— Start Data to use —
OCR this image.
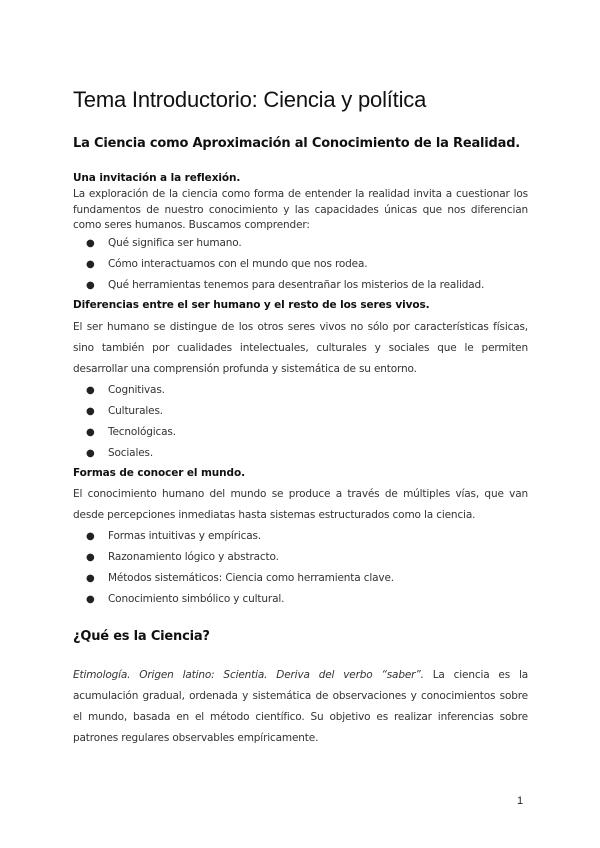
Tema Introductorio: Ciencia y política
La Ciencia como Aproximación al Conocimiento de la Realidad.
Una invitación a la reflexión.

La exploración de la ciencia como forma de entender la realidad invita a cuestionar los fundamentos de nuestro conocimiento y las capacidades únicas que nos diferencian como seres humanos. Buscamos comprender:

● Qué significa ser humano.
● Cómo interactuamos con el mundo que nos rodea.
● Qué herramientas tenemos para desentrañar los misterios de la realidad.
Diferencias entre el ser humano y el resto de los seres vivos.

El ser humano se distingue de los otros seres vivos no sólo por características físicas, sino también por cualidades intelectuales, culturales y sociales que le permiten desarrollar una comprensión profunda y sistemática de su entorno.

● Cognitivas.
● Culturales.
● Tecnológicas.
● Sociales.
Formas de conocer el mundo.

El conocimiento humano del mundo se produce a través de múltiples vías, que van desde percepciones inmediatas hasta sistemas estructurados como la ciencia.

● Formas intuitivas y empíricas.
● Razonamiento lógico y abstracto.
● Métodos sistemáticos: Ciencia como herramienta clave.
● Conocimiento simbólico y cultural.
¿Qué es la Ciencia?

Etimología. Origen latino: Scientia. Deriva del verbo “saber”. La ciencia es la acumulación gradual, ordenada y sistemática de observaciones y conocimientos sobre el mundo, basada en el método científico. Su objetivo es realizar inferencias sobre patrones regulares observables empíricamente.

1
— End Data to use —
**Job:**
Determine the number of lines where the string "sistemática" occurs, and give that number only.

**Solution below:**
2